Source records
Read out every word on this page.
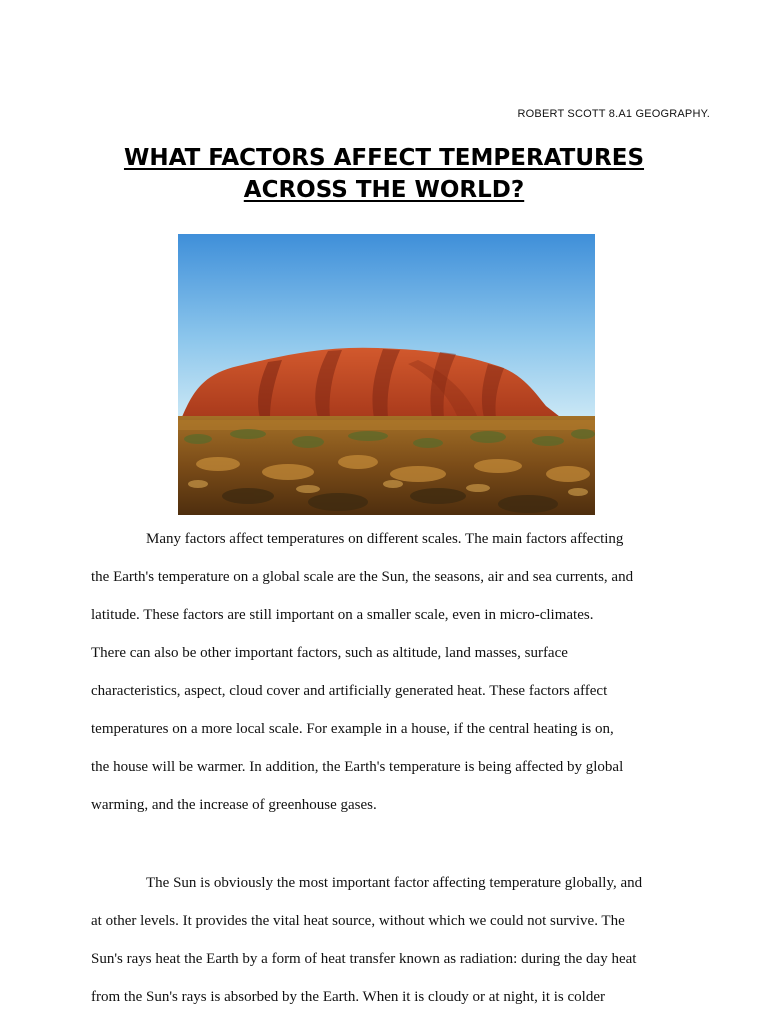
ROBERT SCOTT 8.A1 GEOGRAPHY.
WHAT FACTORS AFFECT TEMPERATURES
ACROSS THE WORLD?
Many factors affect temperatures on different scales. The main factors affecting
the Earth's temperature on a global scale are the Sun, the seasons, air and sea currents, and
latitude. These factors are still important on a smaller scale, even in micro-climates.
There can also be other important factors, such as altitude, land masses, surface
characteristics, aspect, cloud cover and artificially generated heat. These factors affect
temperatures on a more local scale. For example in a house, if the central heating is on,
the house will be warmer. In addition, the Earth's temperature is being affected by global
warming, and the increase of greenhouse gases.
The Sun is obviously the most important factor affecting temperature globally, and
at other levels. It provides the vital heat source, without which we could not survive. The
Sun's rays heat the Earth by a form of heat transfer known as radiation: during the day heat
from the Sun's rays is absorbed by the Earth. When it is cloudy or at night, it is colder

— AIM OF THE TASK —
Reproduce every entry word for word, but omit the pictures.

— RIGHT ANSWER —
Read out every word on this page.
ROBERT SCOTT 8.A1 GEOGRAPHY.
WHAT FACTORS AFFECT TEMPERATURES
ACROSS THE WORLD?
Many factors affect temperatures on different scales. The main factors affecting
the Earth's temperature on a global scale are the Sun, the seasons, air and sea currents, and
latitude. These factors are still important on a smaller scale, even in micro-climates.
There can also be other important factors, such as altitude, land masses, surface
characteristics, aspect, cloud cover and artificially generated heat. These factors affect
temperatures on a more local scale. For example in a house, if the central heating is on,
the house will be warmer. In addition, the Earth's temperature is being affected by global
warming, and the increase of greenhouse gases.
The Sun is obviously the most important factor affecting temperature globally, and
at other levels. It provides the vital heat source, without which we could not survive. The
Sun's rays heat the Earth by a form of heat transfer known as radiation: during the day heat
from the Sun's rays is absorbed by the Earth. When it is cloudy or at night, it is colder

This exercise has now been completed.